(What to work on) Check every line of the material below for "indigo". Give the number of lines that have it, and only that.

>>

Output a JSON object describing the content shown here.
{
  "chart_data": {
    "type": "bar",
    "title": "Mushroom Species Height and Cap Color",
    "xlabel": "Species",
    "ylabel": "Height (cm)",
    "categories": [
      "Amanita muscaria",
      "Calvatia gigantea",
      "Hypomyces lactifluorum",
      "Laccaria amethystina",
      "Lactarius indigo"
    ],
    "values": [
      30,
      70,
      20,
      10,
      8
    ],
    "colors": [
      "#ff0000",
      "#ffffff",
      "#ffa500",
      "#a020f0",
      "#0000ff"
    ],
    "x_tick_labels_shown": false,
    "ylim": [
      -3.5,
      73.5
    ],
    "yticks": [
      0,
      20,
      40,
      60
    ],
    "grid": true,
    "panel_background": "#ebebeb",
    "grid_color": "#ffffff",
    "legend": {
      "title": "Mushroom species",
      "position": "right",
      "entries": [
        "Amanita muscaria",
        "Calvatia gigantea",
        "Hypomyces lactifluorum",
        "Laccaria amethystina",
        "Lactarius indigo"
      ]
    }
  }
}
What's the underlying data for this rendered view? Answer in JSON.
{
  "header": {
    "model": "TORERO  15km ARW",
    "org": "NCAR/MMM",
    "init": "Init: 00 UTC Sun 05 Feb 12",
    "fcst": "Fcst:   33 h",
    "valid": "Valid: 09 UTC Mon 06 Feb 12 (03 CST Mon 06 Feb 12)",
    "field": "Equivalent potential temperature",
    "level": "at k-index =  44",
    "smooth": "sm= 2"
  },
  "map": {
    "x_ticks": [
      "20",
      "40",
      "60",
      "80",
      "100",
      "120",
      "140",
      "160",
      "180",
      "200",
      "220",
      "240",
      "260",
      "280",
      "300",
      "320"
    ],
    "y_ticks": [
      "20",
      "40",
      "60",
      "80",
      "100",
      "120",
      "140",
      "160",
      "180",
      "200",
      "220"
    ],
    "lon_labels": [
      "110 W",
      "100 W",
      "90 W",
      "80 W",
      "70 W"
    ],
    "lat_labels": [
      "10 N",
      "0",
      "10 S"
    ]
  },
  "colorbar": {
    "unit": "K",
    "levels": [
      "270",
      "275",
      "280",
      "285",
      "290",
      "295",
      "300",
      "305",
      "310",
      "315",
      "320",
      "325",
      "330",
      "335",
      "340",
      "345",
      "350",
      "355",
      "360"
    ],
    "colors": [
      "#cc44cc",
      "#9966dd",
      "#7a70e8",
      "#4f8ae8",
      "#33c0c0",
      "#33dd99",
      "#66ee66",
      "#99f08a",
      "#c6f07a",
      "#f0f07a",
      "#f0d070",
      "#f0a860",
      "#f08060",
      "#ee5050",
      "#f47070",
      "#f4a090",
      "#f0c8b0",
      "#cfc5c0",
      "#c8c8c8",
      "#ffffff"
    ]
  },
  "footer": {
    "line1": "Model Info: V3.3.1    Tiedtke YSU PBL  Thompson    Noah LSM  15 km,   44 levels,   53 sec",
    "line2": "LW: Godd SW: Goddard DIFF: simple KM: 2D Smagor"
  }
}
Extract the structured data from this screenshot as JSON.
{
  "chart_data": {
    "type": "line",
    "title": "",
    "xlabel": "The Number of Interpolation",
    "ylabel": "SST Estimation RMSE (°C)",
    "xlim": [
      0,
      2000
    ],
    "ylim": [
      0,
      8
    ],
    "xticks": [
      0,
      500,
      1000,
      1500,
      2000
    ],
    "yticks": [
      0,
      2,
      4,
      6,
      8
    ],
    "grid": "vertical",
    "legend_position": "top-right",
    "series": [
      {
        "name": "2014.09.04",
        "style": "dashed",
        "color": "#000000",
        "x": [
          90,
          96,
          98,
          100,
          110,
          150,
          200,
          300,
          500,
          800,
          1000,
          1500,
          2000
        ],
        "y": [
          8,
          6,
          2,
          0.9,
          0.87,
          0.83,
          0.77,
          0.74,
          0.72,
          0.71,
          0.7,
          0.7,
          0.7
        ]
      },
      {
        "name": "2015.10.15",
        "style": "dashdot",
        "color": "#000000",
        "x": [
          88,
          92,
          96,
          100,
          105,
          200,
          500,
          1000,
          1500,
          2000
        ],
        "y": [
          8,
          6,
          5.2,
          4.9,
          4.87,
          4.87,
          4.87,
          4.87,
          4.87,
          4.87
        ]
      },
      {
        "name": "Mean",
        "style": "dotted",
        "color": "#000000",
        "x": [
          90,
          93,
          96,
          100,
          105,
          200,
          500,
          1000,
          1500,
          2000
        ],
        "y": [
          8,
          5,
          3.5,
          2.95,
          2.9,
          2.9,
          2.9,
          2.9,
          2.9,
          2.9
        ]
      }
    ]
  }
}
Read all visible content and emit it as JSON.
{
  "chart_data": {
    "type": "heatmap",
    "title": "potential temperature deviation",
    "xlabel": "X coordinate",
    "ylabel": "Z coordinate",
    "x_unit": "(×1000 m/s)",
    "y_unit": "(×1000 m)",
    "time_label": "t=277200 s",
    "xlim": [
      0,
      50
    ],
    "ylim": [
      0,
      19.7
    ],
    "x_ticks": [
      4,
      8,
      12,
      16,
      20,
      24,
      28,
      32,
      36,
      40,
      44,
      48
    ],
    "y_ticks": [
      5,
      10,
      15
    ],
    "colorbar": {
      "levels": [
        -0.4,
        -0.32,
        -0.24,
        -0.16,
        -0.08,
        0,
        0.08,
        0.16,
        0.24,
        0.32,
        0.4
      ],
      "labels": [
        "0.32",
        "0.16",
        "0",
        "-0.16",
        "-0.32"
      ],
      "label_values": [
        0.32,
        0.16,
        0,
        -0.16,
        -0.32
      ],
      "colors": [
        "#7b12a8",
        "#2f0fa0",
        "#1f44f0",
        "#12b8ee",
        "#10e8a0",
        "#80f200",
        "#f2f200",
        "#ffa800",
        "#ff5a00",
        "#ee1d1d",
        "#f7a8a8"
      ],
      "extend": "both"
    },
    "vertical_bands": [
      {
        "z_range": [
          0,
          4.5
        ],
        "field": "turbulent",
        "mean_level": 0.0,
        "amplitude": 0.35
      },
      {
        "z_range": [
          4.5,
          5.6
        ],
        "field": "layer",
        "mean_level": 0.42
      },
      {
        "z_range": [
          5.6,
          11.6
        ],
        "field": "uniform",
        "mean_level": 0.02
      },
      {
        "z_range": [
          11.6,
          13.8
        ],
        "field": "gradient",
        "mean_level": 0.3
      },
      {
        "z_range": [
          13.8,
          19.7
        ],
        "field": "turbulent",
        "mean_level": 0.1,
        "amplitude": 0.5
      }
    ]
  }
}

<<

(Task answer) 2